** Set exercise **
Take down each entry exactly as written.

** The input **
-----
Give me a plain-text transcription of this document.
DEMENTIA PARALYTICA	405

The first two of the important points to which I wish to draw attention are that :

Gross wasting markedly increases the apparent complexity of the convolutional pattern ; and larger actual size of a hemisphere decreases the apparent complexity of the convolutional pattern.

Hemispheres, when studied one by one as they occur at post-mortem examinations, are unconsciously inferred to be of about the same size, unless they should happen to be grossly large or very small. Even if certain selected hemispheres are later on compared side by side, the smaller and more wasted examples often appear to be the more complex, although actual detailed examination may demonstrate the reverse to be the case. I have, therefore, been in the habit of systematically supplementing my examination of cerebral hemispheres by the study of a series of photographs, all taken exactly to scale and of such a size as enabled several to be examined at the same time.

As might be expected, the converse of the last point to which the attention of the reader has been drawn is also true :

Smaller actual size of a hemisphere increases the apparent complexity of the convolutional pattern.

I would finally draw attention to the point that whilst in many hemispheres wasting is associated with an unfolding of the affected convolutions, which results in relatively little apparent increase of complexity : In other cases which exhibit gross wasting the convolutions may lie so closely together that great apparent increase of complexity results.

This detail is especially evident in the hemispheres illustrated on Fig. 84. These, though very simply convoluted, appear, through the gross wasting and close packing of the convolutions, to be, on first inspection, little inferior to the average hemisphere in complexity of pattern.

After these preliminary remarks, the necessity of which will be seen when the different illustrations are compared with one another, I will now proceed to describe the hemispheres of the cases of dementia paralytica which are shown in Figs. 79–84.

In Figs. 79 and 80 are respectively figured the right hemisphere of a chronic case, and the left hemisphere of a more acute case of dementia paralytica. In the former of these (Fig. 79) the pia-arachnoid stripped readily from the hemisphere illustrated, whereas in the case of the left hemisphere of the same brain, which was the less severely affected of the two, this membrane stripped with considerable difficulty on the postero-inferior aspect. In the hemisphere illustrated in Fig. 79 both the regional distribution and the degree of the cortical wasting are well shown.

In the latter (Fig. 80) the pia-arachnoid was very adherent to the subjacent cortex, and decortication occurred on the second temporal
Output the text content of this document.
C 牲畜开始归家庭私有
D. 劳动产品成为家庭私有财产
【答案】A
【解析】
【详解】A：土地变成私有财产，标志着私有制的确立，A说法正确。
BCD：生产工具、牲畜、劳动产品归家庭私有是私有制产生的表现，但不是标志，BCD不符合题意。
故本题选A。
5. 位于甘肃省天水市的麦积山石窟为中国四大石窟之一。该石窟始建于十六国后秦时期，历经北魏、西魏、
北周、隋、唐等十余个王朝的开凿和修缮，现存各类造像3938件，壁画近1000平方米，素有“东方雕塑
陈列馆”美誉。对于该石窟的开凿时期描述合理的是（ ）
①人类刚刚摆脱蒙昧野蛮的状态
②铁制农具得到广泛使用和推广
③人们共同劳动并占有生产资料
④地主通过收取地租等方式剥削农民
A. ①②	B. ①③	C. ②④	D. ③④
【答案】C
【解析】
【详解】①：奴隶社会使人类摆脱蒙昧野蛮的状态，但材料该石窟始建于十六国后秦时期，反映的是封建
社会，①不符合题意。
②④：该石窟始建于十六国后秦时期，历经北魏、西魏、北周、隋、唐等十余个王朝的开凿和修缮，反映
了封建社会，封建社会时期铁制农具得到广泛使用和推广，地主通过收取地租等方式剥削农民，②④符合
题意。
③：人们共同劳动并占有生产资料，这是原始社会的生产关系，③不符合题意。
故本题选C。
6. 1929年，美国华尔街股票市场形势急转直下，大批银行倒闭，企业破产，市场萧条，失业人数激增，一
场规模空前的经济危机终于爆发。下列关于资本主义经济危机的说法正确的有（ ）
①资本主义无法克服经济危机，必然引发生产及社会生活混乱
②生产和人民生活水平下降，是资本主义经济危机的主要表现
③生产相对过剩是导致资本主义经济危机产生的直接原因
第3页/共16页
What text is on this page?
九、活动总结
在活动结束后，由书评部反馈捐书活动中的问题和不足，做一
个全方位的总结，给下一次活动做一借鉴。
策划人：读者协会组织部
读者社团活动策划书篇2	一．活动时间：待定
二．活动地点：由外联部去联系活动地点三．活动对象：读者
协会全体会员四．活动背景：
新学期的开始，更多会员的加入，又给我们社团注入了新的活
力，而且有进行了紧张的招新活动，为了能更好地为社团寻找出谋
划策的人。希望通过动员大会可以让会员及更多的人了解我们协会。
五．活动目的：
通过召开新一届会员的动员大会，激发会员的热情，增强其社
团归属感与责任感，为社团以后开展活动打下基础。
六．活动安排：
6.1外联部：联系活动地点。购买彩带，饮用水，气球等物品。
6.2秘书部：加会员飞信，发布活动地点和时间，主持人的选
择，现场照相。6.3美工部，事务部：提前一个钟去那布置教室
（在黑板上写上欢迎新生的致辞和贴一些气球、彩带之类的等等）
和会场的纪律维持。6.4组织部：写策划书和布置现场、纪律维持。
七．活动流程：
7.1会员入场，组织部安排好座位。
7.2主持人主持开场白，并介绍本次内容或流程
-----
** Reply to the task **
Give me a plain-text transcription of this document.
DEMENTIA PARALYTICA	405

The first two of the important points to which I wish to draw attention are that :

Gross wasting markedly increases the apparent complexity of the convolutional pattern ; and larger actual size of a hemisphere decreases the apparent complexity of the convolutional pattern.

Hemispheres, when studied one by one as they occur at post-mortem examinations, are unconsciously inferred to be of about the same size, unless they should happen to be grossly large or very small. Even if certain selected hemispheres are later on compared side by side, the smaller and more wasted examples often appear to be the more complex, although actual detailed examination may demonstrate the reverse to be the case. I have, therefore, been in the habit of systematically supplementing my examination of cerebral hemispheres by the study of a series of photographs, all taken exactly to scale and of such a size as enabled several to be examined at the same time.

As might be expected, the converse of the last point to which the attention of the reader has been drawn is also true :

Smaller actual size of a hemisphere increases the apparent complexity of the convolutional pattern.

I would finally draw attention to the point that whilst in many hemispheres wasting is associated with an unfolding of the affected convolutions, which results in relatively little apparent increase of complexity : In other cases which exhibit gross wasting the convolutions may lie so closely together that great apparent increase of complexity results.

This detail is especially evident in the hemispheres illustrated on Fig. 84. These, though very simply convoluted, appear, through the gross wasting and close packing of the convolutions, to be, on first inspection, little inferior to the average hemisphere in complexity of pattern.

After these preliminary remarks, the necessity of which will be seen when the different illustrations are compared with one another, I will now proceed to describe the hemispheres of the cases of dementia paralytica which are shown in Figs. 79–84.

In Figs. 79 and 80 are respectively figured the right hemisphere of a chronic case, and the left hemisphere of a more acute case of dementia paralytica. In the former of these (Fig. 79) the pia-arachnoid stripped readily from the hemisphere illustrated, whereas in the case of the left hemisphere of the same brain, which was the less severely affected of the two, this membrane stripped with considerable difficulty on the postero-inferior aspect. In the hemisphere illustrated in Fig. 79 both the regional distribution and the degree of the cortical wasting are well shown.

In the latter (Fig. 80) the pia-arachnoid was very adherent to the subjacent cortex, and decortication occurred on the second temporal
Output the text content of this document.
C 牲畜开始归家庭私有
D. 劳动产品成为家庭私有财产
【答案】A
【解析】
【详解】A：土地变成私有财产，标志着私有制的确立，A说法正确。
BCD：生产工具、牲畜、劳动产品归家庭私有是私有制产生的表现，但不是标志，BCD不符合题意。
故本题选A。
5. 位于甘肃省天水市的麦积山石窟为中国四大石窟之一。该石窟始建于十六国后秦时期，历经北魏、西魏、
北周、隋、唐等十余个王朝的开凿和修缮，现存各类造像3938件，壁画近1000平方米，素有“东方雕塑
陈列馆”美誉。对于该石窟的开凿时期描述合理的是（ ）
①人类刚刚摆脱蒙昧野蛮的状态
②铁制农具得到广泛使用和推广
③人们共同劳动并占有生产资料
④地主通过收取地租等方式剥削农民
A. ①②	B. ①③	C. ②④	D. ③④
【答案】C
【解析】
【详解】①：奴隶社会使人类摆脱蒙昧野蛮的状态，但材料该石窟始建于十六国后秦时期，反映的是封建
社会，①不符合题意。
②④：该石窟始建于十六国后秦时期，历经北魏、西魏、北周、隋、唐等十余个王朝的开凿和修缮，反映
了封建社会，封建社会时期铁制农具得到广泛使用和推广，地主通过收取地租等方式剥削农民，②④符合
题意。
③：人们共同劳动并占有生产资料，这是原始社会的生产关系，③不符合题意。
故本题选C。
6. 1929年，美国华尔街股票市场形势急转直下，大批银行倒闭，企业破产，市场萧条，失业人数激增，一
场规模空前的经济危机终于爆发。下列关于资本主义经济危机的说法正确的有（ ）
①资本主义无法克服经济危机，必然引发生产及社会生活混乱
②生产和人民生活水平下降，是资本主义经济危机的主要表现
③生产相对过剩是导致资本主义经济危机产生的直接原因
第3页/共16页
What text is on this page?
九、活动总结
在活动结束后，由书评部反馈捐书活动中的问题和不足，做一
个全方位的总结，给下一次活动做一借鉴。
策划人：读者协会组织部
读者社团活动策划书篇2	一．活动时间：待定
二．活动地点：由外联部去联系活动地点三．活动对象：读者
协会全体会员四．活动背景：
新学期的开始，更多会员的加入，又给我们社团注入了新的活
力，而且有进行了紧张的招新活动，为了能更好地为社团寻找出谋
划策的人。希望通过动员大会可以让会员及更多的人了解我们协会。
五．活动目的：
通过召开新一届会员的动员大会，激发会员的热情，增强其社
团归属感与责任感，为社团以后开展活动打下基础。
六．活动安排：
6.1外联部：联系活动地点。购买彩带，饮用水，气球等物品。
6.2秘书部：加会员飞信，发布活动地点和时间，主持人的选
择，现场照相。6.3美工部，事务部：提前一个钟去那布置教室
（在黑板上写上欢迎新生的致辞和贴一些气球、彩带之类的等等）
和会场的纪律维持。6.4组织部：写策划书和布置现场、纪律维持。
七．活动流程：
7.1会员入场，组织部安排好座位。
7.2主持人主持开场白，并介绍本次内容或流程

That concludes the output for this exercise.